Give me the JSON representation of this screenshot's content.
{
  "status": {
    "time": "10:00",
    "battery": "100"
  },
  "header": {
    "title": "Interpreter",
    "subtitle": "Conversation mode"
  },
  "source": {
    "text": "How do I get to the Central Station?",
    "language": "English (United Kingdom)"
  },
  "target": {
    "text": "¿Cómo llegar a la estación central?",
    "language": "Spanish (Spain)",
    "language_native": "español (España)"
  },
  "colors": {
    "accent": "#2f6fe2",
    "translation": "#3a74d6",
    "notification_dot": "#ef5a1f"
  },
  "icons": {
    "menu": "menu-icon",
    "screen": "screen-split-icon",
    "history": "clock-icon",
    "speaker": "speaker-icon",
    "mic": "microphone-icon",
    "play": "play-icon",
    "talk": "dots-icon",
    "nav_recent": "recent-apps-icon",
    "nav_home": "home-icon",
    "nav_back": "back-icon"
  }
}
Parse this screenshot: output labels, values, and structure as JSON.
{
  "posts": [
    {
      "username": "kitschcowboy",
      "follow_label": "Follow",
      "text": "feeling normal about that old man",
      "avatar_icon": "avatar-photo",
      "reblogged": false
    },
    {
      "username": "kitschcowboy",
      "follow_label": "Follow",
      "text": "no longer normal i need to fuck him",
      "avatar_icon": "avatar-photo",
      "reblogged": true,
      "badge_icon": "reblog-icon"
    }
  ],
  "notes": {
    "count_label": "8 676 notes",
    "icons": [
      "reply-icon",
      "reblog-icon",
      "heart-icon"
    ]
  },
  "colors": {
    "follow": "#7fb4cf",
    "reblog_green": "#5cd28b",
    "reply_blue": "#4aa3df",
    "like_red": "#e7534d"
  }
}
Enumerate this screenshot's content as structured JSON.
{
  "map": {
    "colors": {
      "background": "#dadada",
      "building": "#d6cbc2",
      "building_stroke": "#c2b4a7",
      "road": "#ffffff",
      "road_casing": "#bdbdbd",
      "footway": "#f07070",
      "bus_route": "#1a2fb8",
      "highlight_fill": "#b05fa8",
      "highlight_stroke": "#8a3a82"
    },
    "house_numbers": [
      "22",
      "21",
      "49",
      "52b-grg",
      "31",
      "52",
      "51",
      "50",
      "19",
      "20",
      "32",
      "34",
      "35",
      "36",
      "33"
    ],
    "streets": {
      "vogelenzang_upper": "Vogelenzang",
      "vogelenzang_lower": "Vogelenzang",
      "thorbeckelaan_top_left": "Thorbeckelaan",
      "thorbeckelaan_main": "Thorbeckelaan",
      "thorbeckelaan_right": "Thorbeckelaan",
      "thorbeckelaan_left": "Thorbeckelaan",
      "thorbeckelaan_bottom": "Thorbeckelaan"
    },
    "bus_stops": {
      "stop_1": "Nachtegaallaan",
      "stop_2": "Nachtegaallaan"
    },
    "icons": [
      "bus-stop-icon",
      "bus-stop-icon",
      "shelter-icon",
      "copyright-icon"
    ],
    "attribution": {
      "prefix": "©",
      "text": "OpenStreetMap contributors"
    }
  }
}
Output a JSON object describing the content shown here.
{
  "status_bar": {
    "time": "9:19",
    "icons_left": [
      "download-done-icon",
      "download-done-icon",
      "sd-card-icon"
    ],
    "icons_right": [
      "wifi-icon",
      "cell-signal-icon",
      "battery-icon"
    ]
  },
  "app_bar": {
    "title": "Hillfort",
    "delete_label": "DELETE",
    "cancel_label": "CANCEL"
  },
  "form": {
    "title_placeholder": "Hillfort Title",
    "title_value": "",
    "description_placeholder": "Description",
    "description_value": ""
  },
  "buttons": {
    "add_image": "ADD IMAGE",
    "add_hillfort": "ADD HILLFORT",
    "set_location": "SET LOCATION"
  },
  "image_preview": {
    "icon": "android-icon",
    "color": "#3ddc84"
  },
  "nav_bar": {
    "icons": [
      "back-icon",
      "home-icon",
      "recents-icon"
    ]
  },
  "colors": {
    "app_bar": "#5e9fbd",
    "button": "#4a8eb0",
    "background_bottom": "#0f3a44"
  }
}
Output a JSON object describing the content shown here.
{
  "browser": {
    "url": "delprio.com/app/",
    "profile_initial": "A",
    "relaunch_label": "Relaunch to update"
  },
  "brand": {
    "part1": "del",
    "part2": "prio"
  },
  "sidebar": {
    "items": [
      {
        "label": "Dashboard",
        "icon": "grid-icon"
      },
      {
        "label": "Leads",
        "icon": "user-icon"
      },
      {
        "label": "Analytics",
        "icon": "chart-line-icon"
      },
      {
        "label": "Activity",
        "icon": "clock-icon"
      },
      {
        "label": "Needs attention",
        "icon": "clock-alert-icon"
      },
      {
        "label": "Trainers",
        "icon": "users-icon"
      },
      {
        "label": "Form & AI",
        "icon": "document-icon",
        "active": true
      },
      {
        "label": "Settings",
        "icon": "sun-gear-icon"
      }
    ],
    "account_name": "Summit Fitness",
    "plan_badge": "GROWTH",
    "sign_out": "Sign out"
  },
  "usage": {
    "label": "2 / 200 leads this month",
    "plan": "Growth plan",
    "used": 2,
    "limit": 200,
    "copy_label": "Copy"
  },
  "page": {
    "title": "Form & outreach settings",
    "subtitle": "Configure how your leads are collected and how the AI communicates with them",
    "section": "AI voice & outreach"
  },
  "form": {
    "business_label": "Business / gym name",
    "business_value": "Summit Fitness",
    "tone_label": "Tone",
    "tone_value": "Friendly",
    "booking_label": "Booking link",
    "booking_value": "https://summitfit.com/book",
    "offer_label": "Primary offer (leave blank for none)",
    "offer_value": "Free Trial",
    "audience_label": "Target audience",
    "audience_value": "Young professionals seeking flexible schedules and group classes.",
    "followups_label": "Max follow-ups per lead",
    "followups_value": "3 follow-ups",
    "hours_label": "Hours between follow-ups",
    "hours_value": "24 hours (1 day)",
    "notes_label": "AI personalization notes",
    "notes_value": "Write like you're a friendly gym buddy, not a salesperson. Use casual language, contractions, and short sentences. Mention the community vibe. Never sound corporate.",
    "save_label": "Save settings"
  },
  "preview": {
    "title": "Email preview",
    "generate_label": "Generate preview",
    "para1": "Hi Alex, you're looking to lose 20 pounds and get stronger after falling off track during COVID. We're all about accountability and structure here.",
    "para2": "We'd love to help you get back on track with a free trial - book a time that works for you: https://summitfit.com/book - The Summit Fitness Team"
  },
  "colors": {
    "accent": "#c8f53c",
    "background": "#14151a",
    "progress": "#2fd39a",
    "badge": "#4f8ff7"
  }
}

━━━

Job
Read through the data and copy every line where "Vogelenzang" shows up.

Response to this task
      "vogelenzang_upper": "Vogelenzang",
      "vogelenzang_lower": "Vogelenzang",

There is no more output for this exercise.